§ WORK REQUIRED:
Count how many lines contain "muuttujien" and reply with that number only.

§ EXERCISE MATERIALS:

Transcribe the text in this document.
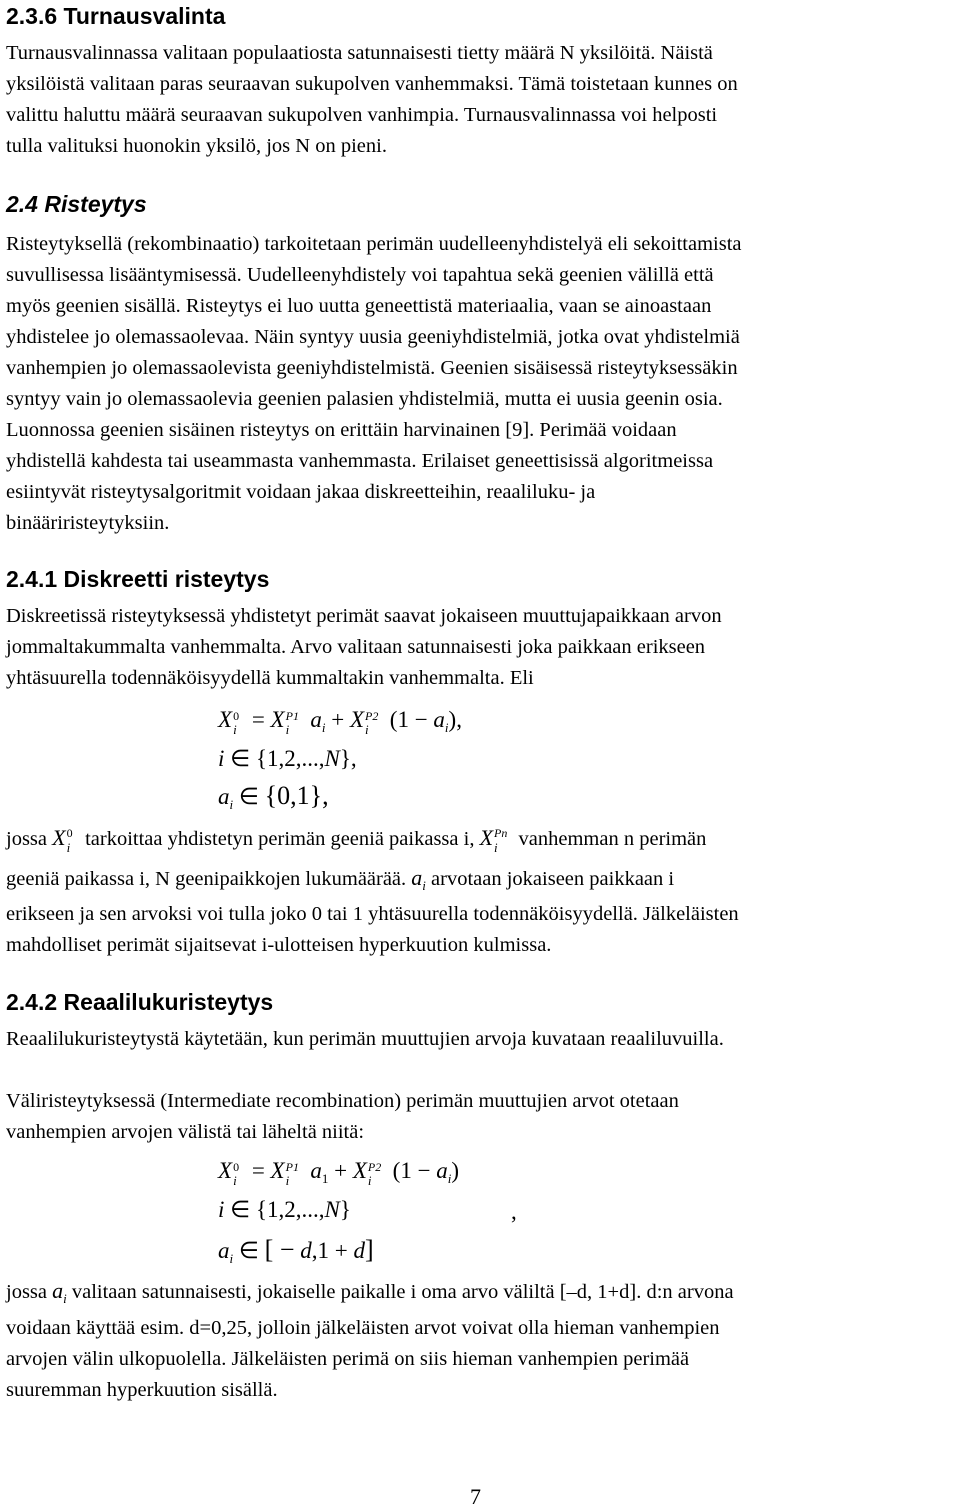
2.3.6 Turnausvalinta

Turnausvalinnassa valitaan populaatiosta satunnaisesti tietty määrä N yksilöitä. Näistä

yksilöistä valitaan paras seuraavan sukupolven vanhemmaksi. Tämä toistetaan kunnes on

valittu haluttu määrä seuraavan sukupolven vanhimpia. Turnausvalinnassa voi helposti

tulla valituksi huonokin yksilö, jos N on pieni.

2.4 Risteytys

Risteytyksellä (rekombinaatio) tarkoitetaan perimän uudelleenyhdistelyä eli sekoittamista

suvullisessa lisääntymisessä. Uudelleenyhdistely voi tapahtua sekä geenien välillä että

myös geenien sisällä. Risteytys ei luo uutta geneettistä materiaalia, vaan se ainoastaan

yhdistelee jo olemassaolevaa. Näin syntyy uusia geeniyhdistelmiä, jotka ovat yhdistelmiä

vanhempien jo olemassaolevista geeniyhdistelmistä. Geenien sisäisessä risteytyksessäkin

syntyy vain jo olemassaolevia geenien palasien yhdistelmiä, mutta ei uusia geenin osia.

Luonnossa geenien sisäinen risteytys on erittäin harvinainen [9]. Perimää voidaan

yhdistellä kahdesta tai useammasta vanhemmasta. Erilaiset geneettisissä algoritmeissa

esiintyvät risteytysalgoritmit voidaan jakaa diskreetteihin, reaaliluku- ja

binääriristeytyksiin.

2.4.1 Diskreetti risteytys

Diskreetissä risteytyksessä yhdistetyt perimät saavat jokaiseen muuttujapaikkaan arvon

jommaltakummalta vanhemmalta. Arvo valitaan satunnaisesti joka paikkaan erikseen

yhtäsuurella todennäköisyydellä kummaltakin vanhemmalta. Eli

X 0
i = X P1
i $a_i + X$ P2
i $(1 - a_i)$,
i ∈ {1,2,...,N},
$a_i$ ∈ {0,1},

jossa X 0
i tarkoittaa yhdistetyn perimän geeniä paikassa i, X Pn
i vanhemman n perimän

geeniä paikassa i, N geenipaikkojen lukumäärää. $a_i$ arvotaan jokaiseen paikkaan i

erikseen ja sen arvoksi voi tulla joko 0 tai 1 yhtäsuurella todennäköisyydellä. Jälkeläisten

mahdolliset perimät sijaitsevat i-ulotteisen hyperkuution kulmissa.

2.4.2 Reaalilukuristeytys

Reaalilukuristeytystä käytetään, kun perimän muuttujien arvoja kuvataan reaaliluvuilla.

Väliristeytyksessä (Intermediate recombination) perimän muuttujien arvot otetaan

vanhempien arvojen välistä tai läheltä niitä:

X 0
i = X P1
i $a_1 + X$ P2
i $(1 - a_i)$
i ∈ {1,2,...,N}	,
$a_i$ ∈ [ − d,1 + d]

jossa $a_i$ valitaan satunnaisesti, jokaiselle paikalle i oma arvo väliltä [–d, 1+d]. d:n arvona

voidaan käyttää esim. d=0,25, jolloin jälkeläisten arvot voivat olla hieman vanhempien

arvojen välin ulkopuolella. Jälkeläisten perimä on siis hieman vanhempien perimää

suuremman hyperkuution sisällä.

7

§ TASK SOLUTION:
2